Input records:
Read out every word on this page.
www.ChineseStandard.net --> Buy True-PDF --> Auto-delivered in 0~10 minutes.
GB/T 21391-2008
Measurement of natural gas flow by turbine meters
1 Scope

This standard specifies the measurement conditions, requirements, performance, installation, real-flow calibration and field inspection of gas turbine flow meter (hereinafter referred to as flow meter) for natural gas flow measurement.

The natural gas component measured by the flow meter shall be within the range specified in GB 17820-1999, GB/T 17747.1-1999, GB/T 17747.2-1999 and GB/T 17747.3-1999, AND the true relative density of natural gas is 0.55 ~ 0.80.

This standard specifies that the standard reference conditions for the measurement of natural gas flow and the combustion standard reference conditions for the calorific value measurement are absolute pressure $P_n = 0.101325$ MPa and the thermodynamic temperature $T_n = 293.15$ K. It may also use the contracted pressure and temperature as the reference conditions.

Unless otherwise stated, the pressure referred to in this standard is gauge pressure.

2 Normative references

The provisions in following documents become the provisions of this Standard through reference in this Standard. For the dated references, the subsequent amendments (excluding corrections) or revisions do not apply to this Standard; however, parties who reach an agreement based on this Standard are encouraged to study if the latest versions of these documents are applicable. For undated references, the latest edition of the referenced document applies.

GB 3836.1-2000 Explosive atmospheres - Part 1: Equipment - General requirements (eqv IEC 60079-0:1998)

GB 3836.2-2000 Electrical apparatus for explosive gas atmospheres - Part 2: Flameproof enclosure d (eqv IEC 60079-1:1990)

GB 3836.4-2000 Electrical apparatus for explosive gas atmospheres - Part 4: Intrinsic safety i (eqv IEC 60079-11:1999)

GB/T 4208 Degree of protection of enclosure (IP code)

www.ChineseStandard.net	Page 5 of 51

Problem: Every line above needs to be retyped exactly.

Expected answer:
Read out every word on this page.
www.ChineseStandard.net --> Buy True-PDF --> Auto-delivered in 0~10 minutes.
GB/T 21391-2008
Measurement of natural gas flow by turbine meters
1 Scope

This standard specifies the measurement conditions, requirements, performance, installation, real-flow calibration and field inspection of gas turbine flow meter (hereinafter referred to as flow meter) for natural gas flow measurement.

The natural gas component measured by the flow meter shall be within the range specified in GB 17820-1999, GB/T 17747.1-1999, GB/T 17747.2-1999 and GB/T 17747.3-1999, AND the true relative density of natural gas is 0.55 ~ 0.80.

This standard specifies that the standard reference conditions for the measurement of natural gas flow and the combustion standard reference conditions for the calorific value measurement are absolute pressure $P_n = 0.101325$ MPa and the thermodynamic temperature $T_n = 293.15$ K. It may also use the contracted pressure and temperature as the reference conditions.

Unless otherwise stated, the pressure referred to in this standard is gauge pressure.

2 Normative references

The provisions in following documents become the provisions of this Standard through reference in this Standard. For the dated references, the subsequent amendments (excluding corrections) or revisions do not apply to this Standard; however, parties who reach an agreement based on this Standard are encouraged to study if the latest versions of these documents are applicable. For undated references, the latest edition of the referenced document applies.

GB 3836.1-2000 Explosive atmospheres - Part 1: Equipment - General requirements (eqv IEC 60079-0:1998)

GB 3836.2-2000 Electrical apparatus for explosive gas atmospheres - Part 2: Flameproof enclosure d (eqv IEC 60079-1:1990)

GB 3836.4-2000 Electrical apparatus for explosive gas atmospheres - Part 4: Intrinsic safety i (eqv IEC 60079-11:1999)

GB/T 4208 Degree of protection of enclosure (IP code)

www.ChineseStandard.net	Page 5 of 51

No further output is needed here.